Start of Rows

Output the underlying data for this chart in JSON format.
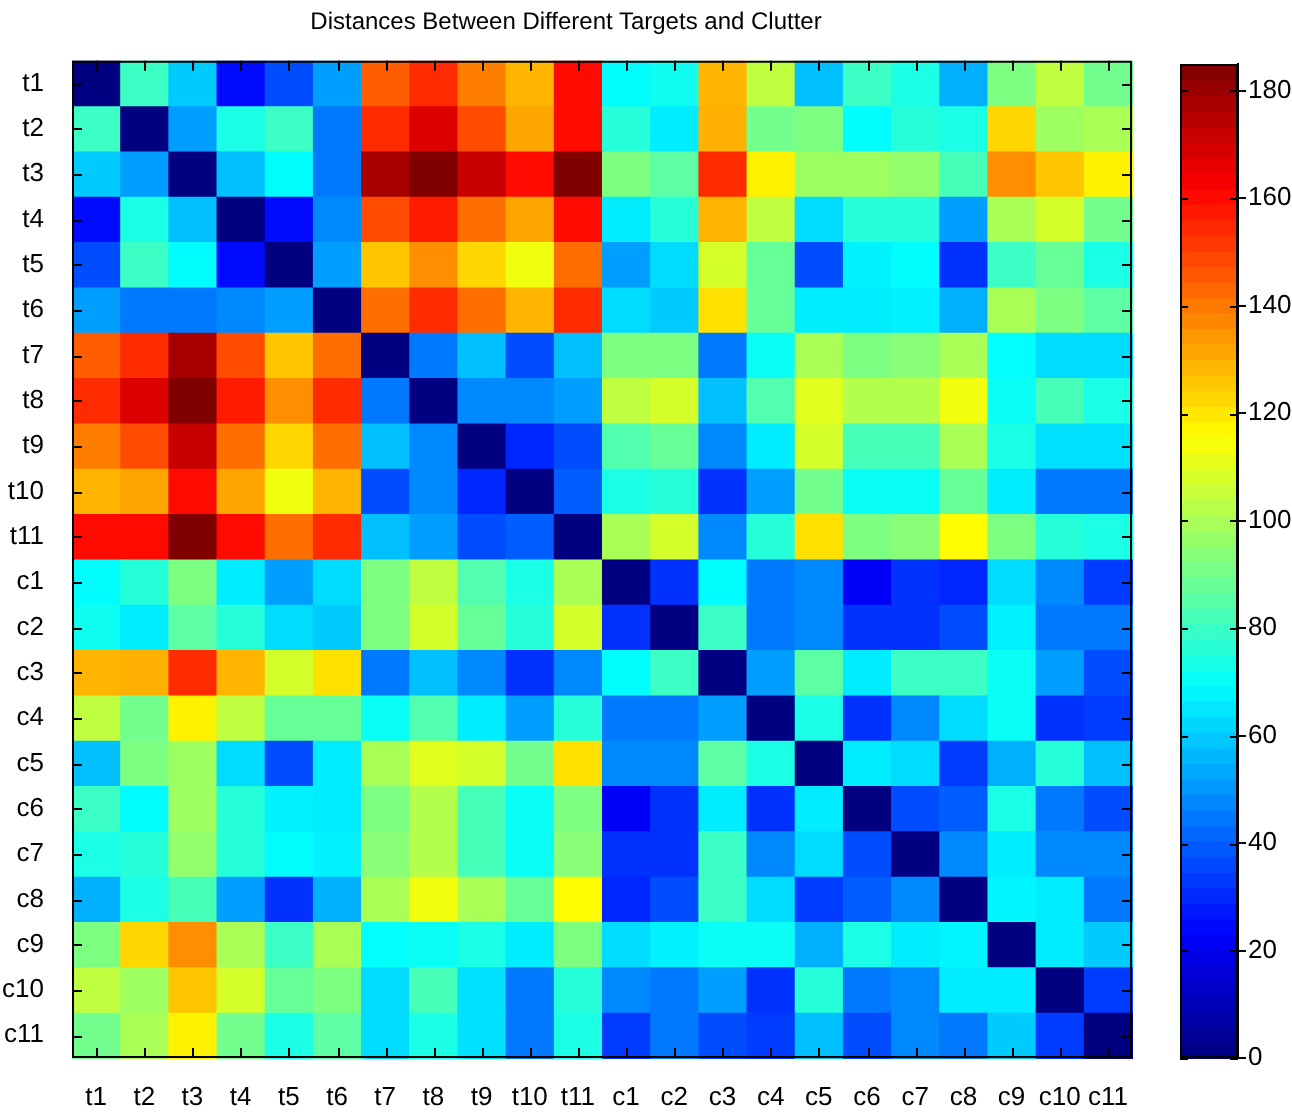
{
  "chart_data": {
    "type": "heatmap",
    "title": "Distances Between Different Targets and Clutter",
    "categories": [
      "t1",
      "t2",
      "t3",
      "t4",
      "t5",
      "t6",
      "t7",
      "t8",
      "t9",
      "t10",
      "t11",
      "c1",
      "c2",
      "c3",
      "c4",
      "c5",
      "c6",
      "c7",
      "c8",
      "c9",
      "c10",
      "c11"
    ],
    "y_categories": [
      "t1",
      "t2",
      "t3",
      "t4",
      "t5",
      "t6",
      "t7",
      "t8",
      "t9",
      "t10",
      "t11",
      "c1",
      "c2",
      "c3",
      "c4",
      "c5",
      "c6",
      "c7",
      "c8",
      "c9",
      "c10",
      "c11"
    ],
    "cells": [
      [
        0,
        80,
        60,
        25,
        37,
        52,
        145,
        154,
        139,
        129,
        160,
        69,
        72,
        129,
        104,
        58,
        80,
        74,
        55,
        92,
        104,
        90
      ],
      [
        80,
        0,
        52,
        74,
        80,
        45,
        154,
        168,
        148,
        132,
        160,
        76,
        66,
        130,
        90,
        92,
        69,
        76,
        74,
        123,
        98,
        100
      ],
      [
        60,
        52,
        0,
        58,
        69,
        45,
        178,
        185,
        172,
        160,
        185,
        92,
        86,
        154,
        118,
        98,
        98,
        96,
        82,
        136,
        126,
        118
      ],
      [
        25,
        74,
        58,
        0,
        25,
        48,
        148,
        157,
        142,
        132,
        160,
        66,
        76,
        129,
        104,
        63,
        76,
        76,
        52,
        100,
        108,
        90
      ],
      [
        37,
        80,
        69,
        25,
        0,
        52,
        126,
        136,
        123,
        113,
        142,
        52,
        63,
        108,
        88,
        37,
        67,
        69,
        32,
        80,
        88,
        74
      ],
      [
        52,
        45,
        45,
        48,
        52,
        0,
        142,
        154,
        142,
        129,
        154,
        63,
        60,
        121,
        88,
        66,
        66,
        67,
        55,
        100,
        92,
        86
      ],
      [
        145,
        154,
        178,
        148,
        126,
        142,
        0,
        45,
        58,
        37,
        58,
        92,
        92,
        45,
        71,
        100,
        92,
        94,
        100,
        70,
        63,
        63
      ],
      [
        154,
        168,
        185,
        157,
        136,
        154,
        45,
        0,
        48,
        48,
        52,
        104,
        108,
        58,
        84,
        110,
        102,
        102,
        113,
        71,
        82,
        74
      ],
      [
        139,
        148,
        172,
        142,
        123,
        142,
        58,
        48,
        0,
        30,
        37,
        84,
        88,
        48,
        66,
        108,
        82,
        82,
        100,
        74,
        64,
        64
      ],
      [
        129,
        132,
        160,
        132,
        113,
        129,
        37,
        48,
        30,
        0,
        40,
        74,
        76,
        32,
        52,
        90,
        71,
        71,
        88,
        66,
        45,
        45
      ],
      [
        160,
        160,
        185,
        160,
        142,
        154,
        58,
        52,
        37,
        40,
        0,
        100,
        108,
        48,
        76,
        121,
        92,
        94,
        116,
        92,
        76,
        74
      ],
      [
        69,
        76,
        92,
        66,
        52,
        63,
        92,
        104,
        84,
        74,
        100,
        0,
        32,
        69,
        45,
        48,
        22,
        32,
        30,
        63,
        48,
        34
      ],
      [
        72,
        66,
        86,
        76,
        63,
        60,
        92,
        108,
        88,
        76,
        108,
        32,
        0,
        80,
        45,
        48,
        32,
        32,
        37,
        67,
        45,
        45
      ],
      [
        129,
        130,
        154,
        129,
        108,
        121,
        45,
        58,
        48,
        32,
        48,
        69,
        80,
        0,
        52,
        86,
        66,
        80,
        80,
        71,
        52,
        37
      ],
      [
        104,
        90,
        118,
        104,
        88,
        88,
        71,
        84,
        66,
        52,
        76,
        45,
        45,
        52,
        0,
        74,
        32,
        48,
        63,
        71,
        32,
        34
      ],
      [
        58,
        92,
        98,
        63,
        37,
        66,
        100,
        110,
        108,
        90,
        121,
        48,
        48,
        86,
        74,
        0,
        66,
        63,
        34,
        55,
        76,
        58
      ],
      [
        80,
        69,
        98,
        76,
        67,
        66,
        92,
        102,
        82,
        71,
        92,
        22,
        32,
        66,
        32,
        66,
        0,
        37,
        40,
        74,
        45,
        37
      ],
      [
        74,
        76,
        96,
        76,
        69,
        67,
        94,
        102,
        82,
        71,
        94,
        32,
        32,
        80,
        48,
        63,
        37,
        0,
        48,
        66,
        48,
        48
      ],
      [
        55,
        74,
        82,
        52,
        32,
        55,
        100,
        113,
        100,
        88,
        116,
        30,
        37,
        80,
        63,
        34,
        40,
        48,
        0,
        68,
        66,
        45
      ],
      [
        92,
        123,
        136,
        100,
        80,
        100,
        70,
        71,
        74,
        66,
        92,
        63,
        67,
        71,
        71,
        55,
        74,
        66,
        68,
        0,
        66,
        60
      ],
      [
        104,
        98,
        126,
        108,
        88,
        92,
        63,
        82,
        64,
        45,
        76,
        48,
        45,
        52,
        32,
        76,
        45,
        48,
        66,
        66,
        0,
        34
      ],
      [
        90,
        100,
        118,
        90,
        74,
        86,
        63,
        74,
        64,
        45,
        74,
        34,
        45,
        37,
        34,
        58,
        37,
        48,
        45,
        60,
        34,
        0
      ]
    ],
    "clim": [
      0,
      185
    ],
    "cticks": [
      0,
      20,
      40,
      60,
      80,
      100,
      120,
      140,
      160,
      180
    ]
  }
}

End of Rows
Start of Rows

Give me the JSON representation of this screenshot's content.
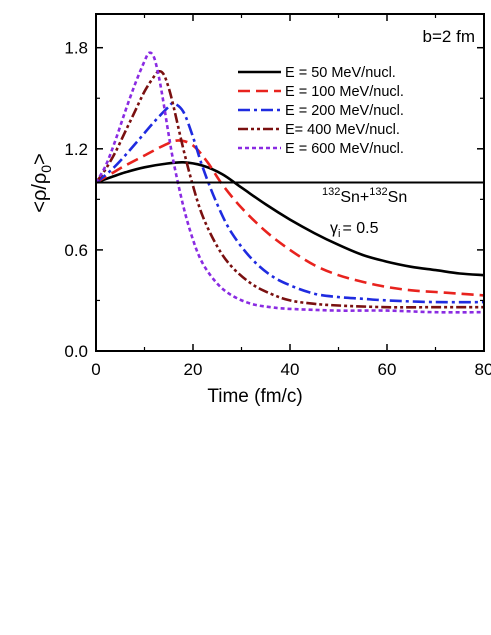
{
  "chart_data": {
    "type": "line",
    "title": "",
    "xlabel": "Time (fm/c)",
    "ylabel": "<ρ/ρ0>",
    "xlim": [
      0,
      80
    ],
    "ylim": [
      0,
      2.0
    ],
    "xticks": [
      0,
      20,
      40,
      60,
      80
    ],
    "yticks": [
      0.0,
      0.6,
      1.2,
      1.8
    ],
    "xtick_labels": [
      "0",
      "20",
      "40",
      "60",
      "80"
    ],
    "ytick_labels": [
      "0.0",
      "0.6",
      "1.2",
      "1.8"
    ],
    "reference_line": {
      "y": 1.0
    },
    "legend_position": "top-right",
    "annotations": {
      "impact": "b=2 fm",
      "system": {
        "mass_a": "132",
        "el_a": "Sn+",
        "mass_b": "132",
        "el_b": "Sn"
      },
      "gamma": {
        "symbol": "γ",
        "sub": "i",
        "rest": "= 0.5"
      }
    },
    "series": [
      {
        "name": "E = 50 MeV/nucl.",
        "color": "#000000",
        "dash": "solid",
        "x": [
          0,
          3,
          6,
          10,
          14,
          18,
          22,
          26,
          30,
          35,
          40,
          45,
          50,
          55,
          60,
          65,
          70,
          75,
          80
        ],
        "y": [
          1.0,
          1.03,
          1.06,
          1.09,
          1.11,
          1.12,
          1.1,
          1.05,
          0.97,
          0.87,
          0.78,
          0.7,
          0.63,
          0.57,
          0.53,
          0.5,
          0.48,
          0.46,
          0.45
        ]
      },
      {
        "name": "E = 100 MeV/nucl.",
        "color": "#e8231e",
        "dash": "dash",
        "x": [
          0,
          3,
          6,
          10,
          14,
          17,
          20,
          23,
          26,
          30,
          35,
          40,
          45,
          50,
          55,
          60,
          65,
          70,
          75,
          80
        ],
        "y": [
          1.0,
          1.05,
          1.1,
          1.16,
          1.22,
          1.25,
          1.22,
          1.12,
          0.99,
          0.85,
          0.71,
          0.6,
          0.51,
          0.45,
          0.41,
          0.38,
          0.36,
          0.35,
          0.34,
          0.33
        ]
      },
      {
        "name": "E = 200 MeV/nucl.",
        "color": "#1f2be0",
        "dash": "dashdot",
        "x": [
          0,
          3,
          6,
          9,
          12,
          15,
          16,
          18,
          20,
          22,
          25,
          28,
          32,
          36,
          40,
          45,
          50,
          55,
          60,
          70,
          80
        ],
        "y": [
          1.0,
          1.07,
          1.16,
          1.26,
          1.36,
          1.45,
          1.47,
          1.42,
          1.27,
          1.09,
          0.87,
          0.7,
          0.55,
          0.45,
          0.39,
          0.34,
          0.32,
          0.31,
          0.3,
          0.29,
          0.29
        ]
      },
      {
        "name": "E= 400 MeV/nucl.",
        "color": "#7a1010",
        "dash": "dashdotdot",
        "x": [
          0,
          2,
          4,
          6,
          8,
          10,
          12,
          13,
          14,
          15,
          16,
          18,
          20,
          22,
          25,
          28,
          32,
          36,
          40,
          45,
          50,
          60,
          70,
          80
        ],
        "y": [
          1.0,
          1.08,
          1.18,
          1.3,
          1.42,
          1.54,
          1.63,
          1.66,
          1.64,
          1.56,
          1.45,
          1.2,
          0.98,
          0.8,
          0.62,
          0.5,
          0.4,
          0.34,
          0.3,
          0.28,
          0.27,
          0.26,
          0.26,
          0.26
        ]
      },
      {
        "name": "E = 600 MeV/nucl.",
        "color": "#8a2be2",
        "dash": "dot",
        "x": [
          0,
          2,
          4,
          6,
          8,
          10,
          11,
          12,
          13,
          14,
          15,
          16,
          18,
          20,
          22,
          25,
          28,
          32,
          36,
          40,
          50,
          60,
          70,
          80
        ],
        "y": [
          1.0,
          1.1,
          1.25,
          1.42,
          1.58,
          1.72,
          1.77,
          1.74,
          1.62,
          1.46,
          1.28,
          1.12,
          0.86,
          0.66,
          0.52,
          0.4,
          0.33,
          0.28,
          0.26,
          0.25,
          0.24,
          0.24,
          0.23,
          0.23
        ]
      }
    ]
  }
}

End of Rows
Start of Rows

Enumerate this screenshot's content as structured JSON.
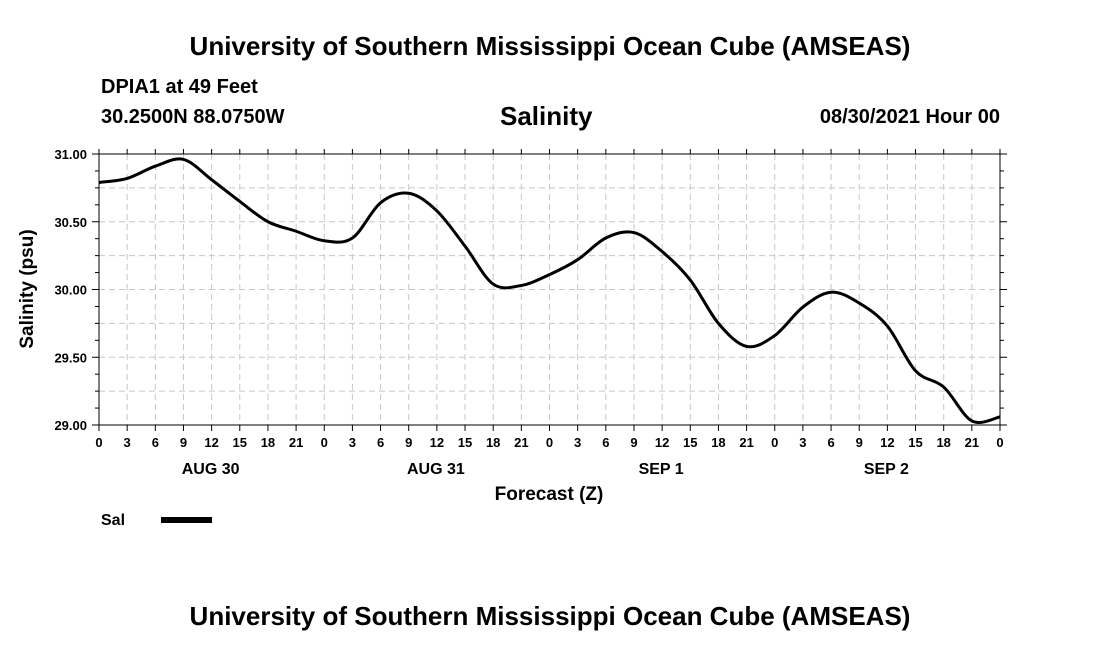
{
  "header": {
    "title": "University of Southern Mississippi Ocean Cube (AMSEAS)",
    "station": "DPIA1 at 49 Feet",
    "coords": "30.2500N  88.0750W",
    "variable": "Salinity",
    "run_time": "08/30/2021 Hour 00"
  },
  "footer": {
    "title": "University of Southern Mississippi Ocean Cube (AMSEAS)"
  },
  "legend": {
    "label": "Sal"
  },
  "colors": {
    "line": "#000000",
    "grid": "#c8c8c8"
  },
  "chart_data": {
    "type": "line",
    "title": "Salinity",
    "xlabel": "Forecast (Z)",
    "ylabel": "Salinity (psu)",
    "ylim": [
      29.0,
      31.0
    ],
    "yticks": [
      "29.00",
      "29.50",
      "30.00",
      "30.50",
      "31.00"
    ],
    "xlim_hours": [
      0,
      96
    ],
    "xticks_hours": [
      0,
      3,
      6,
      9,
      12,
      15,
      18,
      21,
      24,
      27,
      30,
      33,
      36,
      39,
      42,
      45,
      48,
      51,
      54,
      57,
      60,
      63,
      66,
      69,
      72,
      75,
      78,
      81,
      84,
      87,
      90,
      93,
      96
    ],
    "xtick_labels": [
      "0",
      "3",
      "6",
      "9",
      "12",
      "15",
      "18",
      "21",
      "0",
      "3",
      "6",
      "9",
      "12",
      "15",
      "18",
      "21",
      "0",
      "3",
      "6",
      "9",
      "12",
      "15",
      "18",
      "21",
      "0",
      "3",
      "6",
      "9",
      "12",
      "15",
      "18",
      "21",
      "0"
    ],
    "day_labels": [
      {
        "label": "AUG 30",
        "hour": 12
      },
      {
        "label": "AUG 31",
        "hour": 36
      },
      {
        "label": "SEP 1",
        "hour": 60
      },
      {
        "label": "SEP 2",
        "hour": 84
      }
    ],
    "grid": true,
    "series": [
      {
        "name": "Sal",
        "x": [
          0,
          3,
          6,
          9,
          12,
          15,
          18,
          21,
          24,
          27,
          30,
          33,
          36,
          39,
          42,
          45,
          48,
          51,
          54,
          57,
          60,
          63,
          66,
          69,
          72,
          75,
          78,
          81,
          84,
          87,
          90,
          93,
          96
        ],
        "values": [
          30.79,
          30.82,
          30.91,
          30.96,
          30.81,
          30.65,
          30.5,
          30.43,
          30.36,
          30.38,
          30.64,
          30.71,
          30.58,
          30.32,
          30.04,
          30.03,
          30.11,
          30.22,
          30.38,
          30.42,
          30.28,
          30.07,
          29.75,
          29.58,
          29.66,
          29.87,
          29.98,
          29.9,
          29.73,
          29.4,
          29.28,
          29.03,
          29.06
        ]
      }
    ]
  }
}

End of Rows

Stated task: Copy out every line of the material above that mentions the word "title".

Answer to the task:
    "title": "Distances Between Different Targets and Clutter",
    "title": "",
    "title": "University of Southern Mississippi Ocean Cube (AMSEAS)",
    "title": "University of Southern Mississippi Ocean Cube (AMSEAS)"
    "title": "Salinity",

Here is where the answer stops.